Pick out every line in the data below that holds "system".

....

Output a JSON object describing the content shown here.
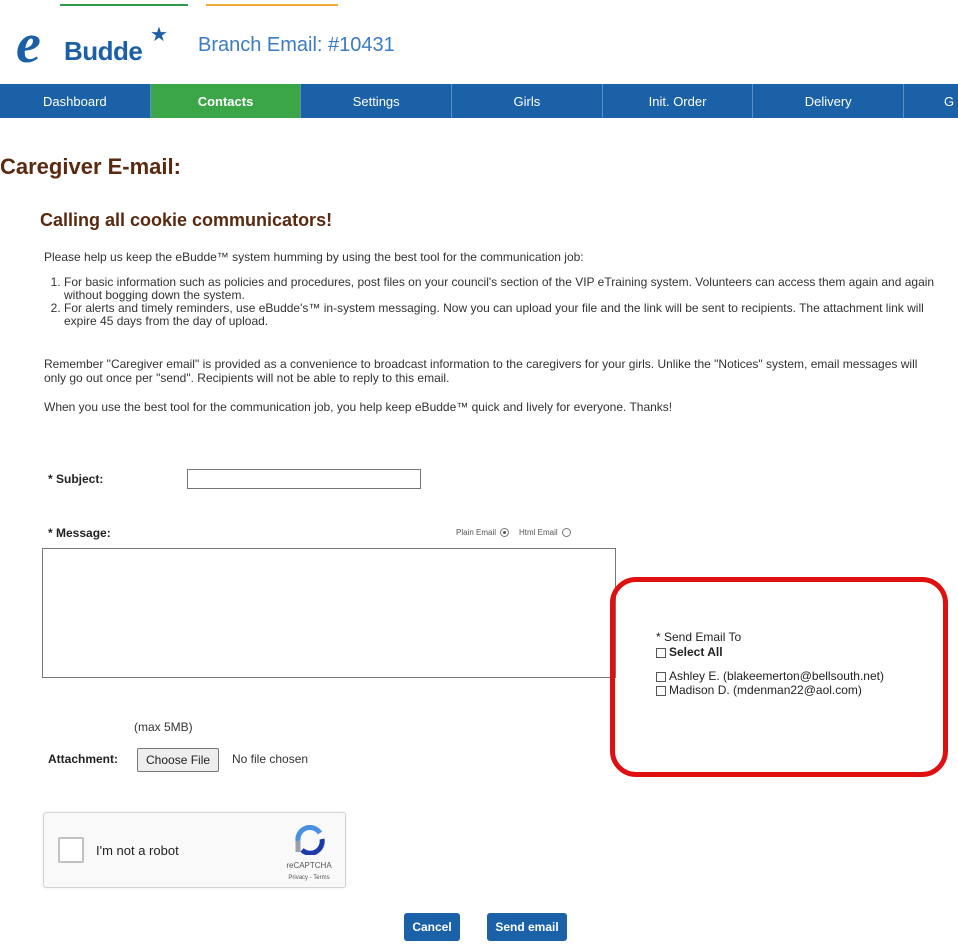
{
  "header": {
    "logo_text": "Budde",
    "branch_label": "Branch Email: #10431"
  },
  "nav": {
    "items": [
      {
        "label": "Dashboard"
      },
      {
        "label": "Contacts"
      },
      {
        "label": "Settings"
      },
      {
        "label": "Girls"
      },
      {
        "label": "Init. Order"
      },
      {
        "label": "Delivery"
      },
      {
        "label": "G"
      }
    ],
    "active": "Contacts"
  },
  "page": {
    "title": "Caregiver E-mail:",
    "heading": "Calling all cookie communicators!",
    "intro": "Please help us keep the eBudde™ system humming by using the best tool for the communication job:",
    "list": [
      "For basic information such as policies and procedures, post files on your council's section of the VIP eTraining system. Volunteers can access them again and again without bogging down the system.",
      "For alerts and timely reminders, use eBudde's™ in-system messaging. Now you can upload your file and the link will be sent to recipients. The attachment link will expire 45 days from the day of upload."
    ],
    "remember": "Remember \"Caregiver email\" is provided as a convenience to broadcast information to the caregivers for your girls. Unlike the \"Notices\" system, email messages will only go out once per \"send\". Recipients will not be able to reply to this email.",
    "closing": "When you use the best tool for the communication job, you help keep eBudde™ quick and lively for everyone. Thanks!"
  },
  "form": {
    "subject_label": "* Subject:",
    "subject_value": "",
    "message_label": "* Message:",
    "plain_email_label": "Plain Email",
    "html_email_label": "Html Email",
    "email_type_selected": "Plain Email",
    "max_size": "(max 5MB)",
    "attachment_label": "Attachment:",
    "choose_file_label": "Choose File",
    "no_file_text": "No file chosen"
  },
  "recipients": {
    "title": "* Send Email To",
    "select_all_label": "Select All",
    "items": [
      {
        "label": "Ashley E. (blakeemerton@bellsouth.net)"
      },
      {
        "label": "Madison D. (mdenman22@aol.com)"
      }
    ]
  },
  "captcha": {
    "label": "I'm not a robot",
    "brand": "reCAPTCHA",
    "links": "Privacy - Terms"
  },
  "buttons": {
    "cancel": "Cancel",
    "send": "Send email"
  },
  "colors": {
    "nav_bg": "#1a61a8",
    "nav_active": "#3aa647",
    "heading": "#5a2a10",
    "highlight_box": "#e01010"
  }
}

....

* Task answer:
    "intro": "Please help us keep the eBudde™ system humming by using the best tool for the communication job:",
      "For basic information such as policies and procedures, post files on your council's section of the VIP eTraining system. Volunteers can access them again and again without bogging down the system.",
      "For alerts and timely reminders, use eBudde's™ in-system messaging. Now you can upload your file and the link will be sent to recipients. The attachment link will expire 45 days from the day of upload."
    "remember": "Remember \"Caregiver email\" is provided as a convenience to broadcast information to the caregivers for your girls. Unlike the \"Notices\" system, email messages will only go out once per \"send\". Recipients will not be able to reply to this email.",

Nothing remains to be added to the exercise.